▸ GIVEN TASK
Please duplicate the items in the dataset excerpt exactly, everything from the start of the items down to the line that contains "incident-number[interactable]: #100 —", including that line.

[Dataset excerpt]
================================

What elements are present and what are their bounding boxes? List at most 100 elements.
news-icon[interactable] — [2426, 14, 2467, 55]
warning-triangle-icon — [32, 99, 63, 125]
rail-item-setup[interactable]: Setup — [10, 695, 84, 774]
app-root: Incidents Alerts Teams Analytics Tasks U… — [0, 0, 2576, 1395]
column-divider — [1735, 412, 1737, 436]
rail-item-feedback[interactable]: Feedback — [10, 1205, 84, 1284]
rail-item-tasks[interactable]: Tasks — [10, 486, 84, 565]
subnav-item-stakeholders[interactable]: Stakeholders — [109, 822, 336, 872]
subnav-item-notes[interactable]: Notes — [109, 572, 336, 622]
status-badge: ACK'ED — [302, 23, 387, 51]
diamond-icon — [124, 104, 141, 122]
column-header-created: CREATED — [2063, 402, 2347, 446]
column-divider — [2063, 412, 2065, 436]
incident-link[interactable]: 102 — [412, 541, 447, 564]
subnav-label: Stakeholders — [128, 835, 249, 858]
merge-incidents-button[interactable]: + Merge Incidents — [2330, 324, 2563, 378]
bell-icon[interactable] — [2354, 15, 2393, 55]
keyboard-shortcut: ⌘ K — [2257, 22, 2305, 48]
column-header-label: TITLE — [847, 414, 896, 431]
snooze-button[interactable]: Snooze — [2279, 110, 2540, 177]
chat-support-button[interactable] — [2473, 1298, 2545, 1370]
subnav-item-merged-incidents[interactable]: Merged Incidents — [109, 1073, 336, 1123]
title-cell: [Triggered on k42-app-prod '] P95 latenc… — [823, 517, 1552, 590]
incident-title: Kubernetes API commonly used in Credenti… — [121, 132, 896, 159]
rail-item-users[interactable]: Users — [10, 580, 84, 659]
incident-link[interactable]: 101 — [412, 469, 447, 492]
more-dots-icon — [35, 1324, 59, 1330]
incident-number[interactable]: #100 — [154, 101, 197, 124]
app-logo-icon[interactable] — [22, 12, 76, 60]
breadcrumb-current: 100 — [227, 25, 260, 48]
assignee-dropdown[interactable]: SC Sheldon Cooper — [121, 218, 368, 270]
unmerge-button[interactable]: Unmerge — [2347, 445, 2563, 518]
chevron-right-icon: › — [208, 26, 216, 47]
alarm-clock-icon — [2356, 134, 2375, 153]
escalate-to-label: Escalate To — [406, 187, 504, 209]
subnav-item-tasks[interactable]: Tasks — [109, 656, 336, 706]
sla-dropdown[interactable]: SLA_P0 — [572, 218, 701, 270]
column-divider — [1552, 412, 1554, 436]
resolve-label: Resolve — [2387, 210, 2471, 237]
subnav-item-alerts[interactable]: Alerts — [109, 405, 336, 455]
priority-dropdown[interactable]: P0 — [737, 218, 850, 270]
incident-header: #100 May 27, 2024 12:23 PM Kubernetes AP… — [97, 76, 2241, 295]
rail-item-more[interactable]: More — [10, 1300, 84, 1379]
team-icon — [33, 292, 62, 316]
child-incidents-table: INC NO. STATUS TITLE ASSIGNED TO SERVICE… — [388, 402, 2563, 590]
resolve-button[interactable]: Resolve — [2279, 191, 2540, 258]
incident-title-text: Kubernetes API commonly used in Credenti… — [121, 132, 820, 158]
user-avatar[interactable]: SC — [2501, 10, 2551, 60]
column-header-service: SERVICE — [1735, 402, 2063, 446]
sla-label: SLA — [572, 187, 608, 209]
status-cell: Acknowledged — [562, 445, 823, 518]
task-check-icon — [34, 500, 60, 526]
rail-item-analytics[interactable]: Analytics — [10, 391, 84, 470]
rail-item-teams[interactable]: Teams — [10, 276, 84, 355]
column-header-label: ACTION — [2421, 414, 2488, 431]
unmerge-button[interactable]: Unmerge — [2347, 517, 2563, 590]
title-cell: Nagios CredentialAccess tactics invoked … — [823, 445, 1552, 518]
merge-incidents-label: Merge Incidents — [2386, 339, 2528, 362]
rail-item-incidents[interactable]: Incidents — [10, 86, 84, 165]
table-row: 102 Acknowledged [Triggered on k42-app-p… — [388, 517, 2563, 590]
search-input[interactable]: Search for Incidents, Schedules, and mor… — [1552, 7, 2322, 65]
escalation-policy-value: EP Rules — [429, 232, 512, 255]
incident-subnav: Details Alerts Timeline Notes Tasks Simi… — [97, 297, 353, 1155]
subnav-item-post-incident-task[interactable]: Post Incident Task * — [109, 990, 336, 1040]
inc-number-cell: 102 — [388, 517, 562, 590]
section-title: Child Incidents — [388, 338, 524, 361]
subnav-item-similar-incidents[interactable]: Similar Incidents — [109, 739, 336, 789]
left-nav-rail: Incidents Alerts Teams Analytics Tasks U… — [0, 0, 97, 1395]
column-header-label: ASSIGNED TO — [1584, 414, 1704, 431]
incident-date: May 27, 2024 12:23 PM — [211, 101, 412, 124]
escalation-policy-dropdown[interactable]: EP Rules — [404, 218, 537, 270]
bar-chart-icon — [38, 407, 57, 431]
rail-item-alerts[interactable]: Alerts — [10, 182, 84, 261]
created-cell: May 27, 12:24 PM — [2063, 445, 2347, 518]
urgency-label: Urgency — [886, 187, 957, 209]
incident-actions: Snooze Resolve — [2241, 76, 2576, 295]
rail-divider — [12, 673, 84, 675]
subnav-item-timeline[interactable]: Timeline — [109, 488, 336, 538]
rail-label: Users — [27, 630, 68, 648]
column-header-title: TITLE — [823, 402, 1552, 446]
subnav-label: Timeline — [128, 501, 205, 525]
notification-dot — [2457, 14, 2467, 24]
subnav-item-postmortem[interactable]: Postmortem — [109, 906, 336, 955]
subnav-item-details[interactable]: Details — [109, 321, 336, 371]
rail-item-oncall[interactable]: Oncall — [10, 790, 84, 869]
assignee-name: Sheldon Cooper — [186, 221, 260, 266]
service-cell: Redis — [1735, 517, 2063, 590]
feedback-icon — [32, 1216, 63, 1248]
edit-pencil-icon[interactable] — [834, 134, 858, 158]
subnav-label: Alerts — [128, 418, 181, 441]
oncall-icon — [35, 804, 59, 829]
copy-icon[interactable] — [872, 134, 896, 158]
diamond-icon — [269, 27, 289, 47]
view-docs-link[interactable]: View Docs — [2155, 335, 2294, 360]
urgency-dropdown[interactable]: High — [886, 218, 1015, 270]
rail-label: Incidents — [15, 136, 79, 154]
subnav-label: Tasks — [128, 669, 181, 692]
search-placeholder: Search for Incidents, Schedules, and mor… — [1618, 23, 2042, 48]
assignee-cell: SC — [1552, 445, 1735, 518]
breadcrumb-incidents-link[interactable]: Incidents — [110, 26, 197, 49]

================================

▸ WRITTEN SOLUTION
What elements are present and what are their bounding boxes? List at most 100 elements.
news-icon[interactable] — [2426, 14, 2467, 55]
warning-triangle-icon — [32, 99, 63, 125]
rail-item-setup[interactable]: Setup — [10, 695, 84, 774]
app-root: Incidents Alerts Teams Analytics Tasks U… — [0, 0, 2576, 1395]
column-divider — [1735, 412, 1737, 436]
rail-item-feedback[interactable]: Feedback — [10, 1205, 84, 1284]
rail-item-tasks[interactable]: Tasks — [10, 486, 84, 565]
subnav-item-stakeholders[interactable]: Stakeholders — [109, 822, 336, 872]
subnav-item-notes[interactable]: Notes — [109, 572, 336, 622]
status-badge: ACK'ED — [302, 23, 387, 51]
diamond-icon — [124, 104, 141, 122]
column-header-created: CREATED — [2063, 402, 2347, 446]
column-divider — [2063, 412, 2065, 436]
incident-link[interactable]: 102 — [412, 541, 447, 564]
subnav-label: Stakeholders — [128, 835, 249, 858]
merge-incidents-button[interactable]: + Merge Incidents — [2330, 324, 2563, 378]
bell-icon[interactable] — [2354, 15, 2393, 55]
keyboard-shortcut: ⌘ K — [2257, 22, 2305, 48]
column-header-label: TITLE — [847, 414, 896, 431]
snooze-button[interactable]: Snooze — [2279, 110, 2540, 177]
chat-support-button[interactable] — [2473, 1298, 2545, 1370]
subnav-item-merged-incidents[interactable]: Merged Incidents — [109, 1073, 336, 1123]
title-cell: [Triggered on k42-app-prod '] P95 latenc… — [823, 517, 1552, 590]
incident-title: Kubernetes API commonly used in Credenti… — [121, 132, 896, 159]
rail-item-users[interactable]: Users — [10, 580, 84, 659]
incident-link[interactable]: 101 — [412, 469, 447, 492]
more-dots-icon — [35, 1324, 59, 1330]
incident-number[interactable]: #100 — [154, 101, 197, 124]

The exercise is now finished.